● DATA FOR PROCESSING:
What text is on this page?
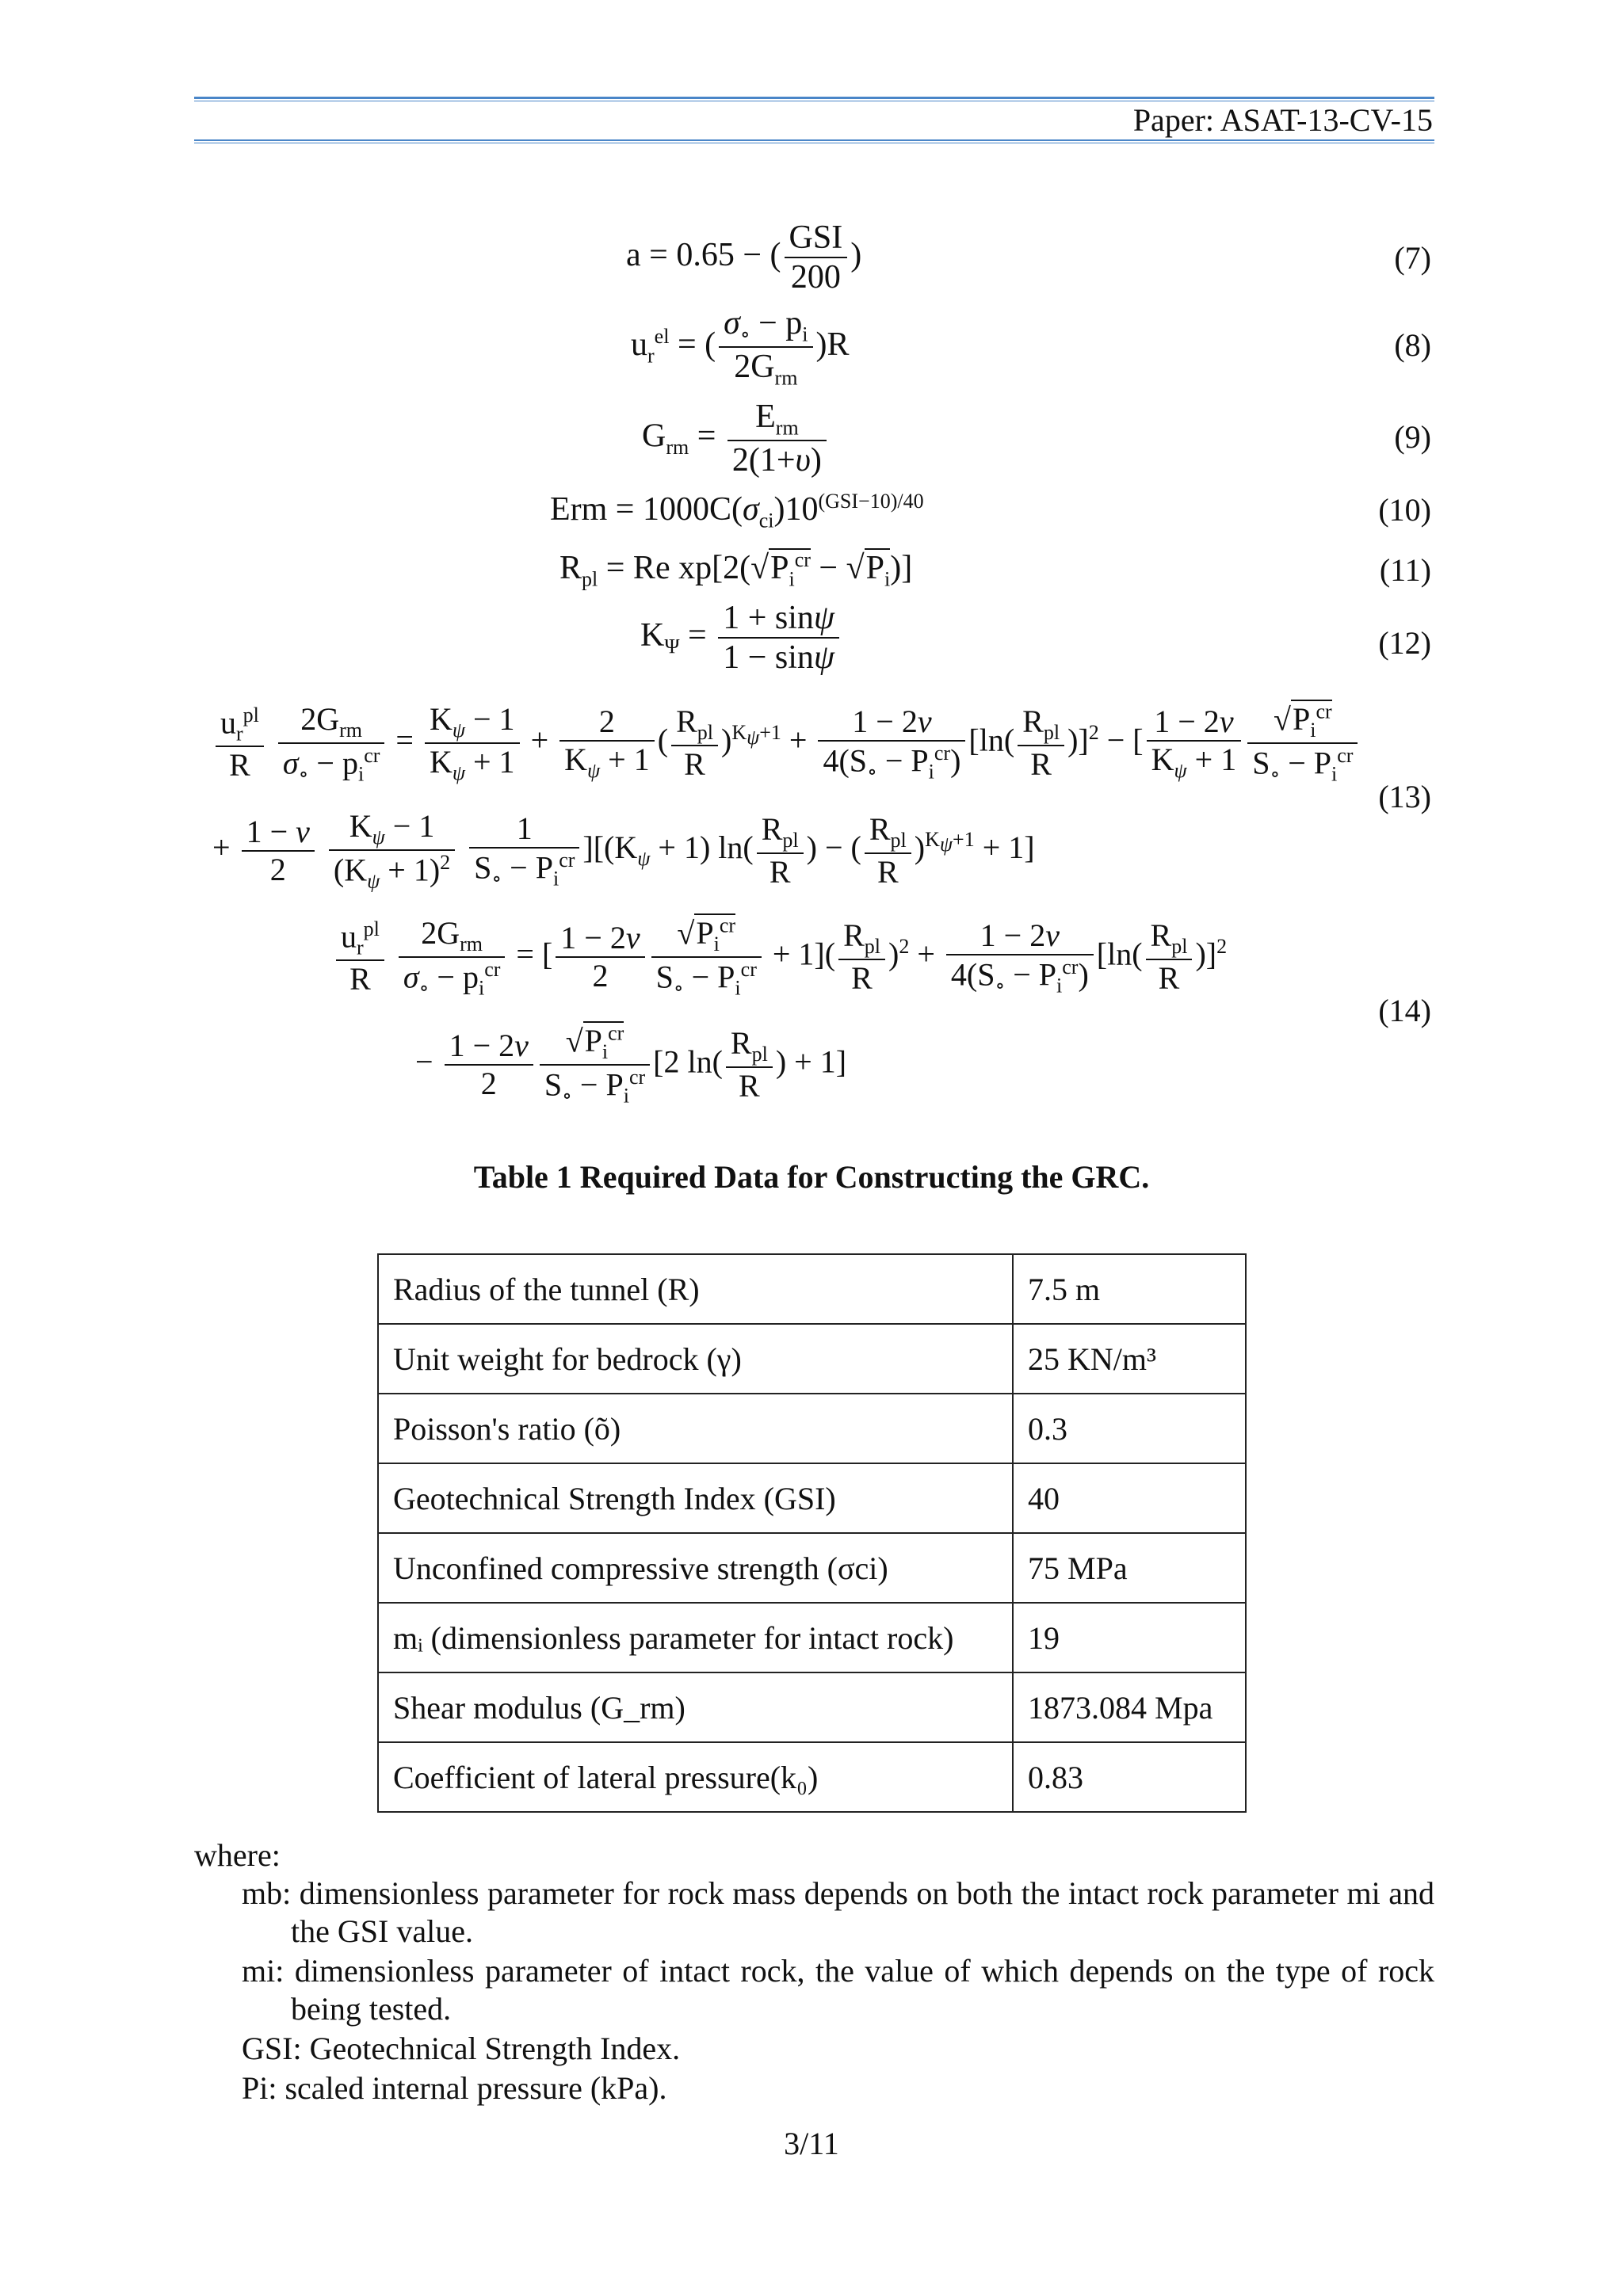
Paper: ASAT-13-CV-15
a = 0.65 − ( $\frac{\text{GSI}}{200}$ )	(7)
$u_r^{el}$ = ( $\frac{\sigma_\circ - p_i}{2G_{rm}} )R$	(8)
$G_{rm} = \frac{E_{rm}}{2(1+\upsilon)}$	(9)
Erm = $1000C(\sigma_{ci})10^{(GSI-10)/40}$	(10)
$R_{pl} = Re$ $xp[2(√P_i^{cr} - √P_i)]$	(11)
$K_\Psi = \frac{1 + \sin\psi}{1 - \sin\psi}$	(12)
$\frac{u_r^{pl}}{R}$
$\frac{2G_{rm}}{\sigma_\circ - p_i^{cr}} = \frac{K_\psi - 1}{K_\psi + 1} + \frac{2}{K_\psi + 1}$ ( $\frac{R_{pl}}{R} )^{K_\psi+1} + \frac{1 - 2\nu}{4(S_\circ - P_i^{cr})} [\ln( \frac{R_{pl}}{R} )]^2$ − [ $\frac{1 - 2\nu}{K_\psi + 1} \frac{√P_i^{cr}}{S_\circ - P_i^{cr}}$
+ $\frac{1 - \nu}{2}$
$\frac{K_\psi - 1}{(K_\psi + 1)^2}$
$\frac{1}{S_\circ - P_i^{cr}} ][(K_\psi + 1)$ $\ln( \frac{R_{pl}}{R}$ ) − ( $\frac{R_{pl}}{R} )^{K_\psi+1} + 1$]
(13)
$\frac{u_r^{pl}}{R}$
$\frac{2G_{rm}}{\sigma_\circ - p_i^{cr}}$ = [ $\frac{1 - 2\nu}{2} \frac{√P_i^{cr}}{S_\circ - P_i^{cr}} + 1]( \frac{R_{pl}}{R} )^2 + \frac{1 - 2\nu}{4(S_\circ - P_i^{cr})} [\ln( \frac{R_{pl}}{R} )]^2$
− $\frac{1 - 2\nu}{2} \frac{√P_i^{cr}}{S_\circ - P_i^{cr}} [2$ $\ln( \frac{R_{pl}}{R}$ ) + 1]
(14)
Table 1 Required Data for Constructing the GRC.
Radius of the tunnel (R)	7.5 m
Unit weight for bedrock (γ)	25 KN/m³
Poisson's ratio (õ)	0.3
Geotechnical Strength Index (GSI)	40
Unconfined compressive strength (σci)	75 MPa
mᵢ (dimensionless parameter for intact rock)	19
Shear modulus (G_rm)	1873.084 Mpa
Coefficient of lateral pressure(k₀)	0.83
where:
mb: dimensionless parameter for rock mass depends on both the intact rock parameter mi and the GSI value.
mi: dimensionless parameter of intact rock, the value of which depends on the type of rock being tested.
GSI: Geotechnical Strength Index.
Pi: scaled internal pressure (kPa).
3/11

--

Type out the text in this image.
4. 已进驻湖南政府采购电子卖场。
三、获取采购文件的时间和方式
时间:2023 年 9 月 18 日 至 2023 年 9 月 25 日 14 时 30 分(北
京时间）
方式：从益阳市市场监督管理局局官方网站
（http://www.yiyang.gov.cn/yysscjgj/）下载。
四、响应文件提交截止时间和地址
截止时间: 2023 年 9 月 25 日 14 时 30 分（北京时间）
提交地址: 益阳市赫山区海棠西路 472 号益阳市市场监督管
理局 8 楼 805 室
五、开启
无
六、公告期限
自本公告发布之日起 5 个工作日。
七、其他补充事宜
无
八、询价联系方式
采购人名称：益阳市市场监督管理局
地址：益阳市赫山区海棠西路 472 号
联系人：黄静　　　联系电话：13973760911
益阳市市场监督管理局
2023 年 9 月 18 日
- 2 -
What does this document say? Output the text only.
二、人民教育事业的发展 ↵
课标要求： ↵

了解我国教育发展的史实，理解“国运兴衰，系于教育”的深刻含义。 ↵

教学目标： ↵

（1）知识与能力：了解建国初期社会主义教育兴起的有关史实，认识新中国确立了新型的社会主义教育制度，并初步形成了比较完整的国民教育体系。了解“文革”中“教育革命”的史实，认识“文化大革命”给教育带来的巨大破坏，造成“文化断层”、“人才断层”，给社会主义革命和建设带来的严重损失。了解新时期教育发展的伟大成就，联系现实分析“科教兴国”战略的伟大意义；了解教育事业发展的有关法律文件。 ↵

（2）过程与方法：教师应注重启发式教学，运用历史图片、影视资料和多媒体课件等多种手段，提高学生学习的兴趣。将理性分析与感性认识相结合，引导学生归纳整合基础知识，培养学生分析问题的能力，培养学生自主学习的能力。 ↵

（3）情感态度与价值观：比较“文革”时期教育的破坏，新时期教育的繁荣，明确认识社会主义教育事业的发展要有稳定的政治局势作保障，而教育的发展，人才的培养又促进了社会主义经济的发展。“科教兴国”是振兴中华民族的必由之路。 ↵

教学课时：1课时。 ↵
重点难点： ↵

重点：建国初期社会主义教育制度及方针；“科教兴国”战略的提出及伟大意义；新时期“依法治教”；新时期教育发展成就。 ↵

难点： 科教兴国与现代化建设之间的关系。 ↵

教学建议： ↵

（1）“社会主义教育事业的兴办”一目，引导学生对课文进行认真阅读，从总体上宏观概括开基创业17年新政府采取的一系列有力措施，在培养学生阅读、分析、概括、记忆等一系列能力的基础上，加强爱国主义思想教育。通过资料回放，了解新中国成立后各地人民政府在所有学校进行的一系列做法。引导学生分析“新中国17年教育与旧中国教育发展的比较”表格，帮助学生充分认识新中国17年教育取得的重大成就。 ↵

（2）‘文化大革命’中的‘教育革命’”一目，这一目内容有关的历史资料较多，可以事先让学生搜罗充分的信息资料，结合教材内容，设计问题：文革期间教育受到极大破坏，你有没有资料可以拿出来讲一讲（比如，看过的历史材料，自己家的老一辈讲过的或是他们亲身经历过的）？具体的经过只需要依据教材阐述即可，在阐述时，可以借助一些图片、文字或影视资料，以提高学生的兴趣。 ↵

● DESCRIPTION OF THE TASK:
Pull out each line of the entries that contains "Index".

● FINISHED EXERCISE:
Geotechnical Strength Index (GSI)	40
GSI: Geotechnical Strength Index.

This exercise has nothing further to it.